■ **Aim of the exercise**
Count the lines below that contain the word "name", and give only that number.
-------- Data for the task
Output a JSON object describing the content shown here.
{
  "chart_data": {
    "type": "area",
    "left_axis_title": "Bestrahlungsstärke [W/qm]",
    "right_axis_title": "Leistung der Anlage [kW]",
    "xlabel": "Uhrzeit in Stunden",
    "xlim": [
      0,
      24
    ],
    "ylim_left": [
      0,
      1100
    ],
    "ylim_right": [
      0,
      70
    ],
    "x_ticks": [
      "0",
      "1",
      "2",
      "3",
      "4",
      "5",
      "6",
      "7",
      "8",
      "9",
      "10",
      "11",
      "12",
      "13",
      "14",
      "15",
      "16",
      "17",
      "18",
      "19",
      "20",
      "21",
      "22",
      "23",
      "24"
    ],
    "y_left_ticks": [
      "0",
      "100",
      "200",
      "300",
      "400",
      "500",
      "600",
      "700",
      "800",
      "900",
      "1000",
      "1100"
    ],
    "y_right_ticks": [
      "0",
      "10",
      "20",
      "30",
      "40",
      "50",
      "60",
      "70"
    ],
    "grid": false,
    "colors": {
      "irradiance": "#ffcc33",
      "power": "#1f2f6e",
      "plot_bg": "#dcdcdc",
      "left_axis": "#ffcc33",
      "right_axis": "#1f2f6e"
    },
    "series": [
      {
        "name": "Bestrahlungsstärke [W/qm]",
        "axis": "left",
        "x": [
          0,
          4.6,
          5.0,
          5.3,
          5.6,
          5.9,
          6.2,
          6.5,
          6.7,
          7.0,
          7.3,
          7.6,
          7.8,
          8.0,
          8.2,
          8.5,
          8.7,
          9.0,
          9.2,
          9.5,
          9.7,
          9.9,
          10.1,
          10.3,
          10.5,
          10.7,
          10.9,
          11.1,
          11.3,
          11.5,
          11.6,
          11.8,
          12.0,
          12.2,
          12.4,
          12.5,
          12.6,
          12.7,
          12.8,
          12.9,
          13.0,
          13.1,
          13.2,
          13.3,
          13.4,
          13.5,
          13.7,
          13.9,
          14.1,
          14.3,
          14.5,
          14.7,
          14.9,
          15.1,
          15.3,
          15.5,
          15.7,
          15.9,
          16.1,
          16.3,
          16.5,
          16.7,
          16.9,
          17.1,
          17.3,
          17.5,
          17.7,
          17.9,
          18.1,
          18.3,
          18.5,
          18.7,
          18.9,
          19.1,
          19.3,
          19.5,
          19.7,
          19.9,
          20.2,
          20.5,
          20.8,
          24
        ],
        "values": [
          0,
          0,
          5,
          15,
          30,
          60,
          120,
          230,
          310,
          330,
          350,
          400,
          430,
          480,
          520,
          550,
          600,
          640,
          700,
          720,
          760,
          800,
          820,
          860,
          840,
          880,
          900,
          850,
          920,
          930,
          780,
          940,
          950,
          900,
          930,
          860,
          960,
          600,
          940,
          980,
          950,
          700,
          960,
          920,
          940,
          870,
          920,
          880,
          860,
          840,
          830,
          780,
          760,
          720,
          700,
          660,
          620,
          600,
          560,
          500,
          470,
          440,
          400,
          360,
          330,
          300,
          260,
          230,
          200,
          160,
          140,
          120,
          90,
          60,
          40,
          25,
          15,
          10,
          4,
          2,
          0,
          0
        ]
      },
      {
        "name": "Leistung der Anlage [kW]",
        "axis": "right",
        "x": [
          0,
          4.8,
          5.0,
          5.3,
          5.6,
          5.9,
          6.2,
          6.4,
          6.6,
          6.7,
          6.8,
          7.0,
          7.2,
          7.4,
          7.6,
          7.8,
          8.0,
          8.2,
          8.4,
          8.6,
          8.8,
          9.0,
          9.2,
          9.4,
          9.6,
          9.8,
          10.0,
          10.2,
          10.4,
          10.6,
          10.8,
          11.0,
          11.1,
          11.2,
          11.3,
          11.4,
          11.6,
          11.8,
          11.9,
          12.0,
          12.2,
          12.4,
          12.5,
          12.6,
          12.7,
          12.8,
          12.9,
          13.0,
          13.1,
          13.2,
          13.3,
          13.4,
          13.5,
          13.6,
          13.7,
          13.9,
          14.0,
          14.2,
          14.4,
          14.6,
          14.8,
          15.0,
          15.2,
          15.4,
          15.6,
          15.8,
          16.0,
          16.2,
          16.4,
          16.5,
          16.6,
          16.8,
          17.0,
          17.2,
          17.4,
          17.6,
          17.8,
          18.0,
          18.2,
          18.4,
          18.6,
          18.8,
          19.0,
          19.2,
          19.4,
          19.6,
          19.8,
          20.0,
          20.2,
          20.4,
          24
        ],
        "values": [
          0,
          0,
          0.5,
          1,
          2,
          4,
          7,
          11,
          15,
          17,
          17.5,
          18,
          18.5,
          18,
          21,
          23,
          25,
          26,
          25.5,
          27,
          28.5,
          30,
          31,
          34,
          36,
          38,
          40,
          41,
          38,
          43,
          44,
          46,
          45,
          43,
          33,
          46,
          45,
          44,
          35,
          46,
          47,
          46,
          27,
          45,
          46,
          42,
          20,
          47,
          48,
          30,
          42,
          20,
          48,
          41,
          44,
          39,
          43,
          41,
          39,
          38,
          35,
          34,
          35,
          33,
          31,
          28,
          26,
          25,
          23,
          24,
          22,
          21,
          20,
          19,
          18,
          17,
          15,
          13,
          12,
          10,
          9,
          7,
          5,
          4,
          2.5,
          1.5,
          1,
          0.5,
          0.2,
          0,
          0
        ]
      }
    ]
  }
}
----------------
■ **Result for this task**
2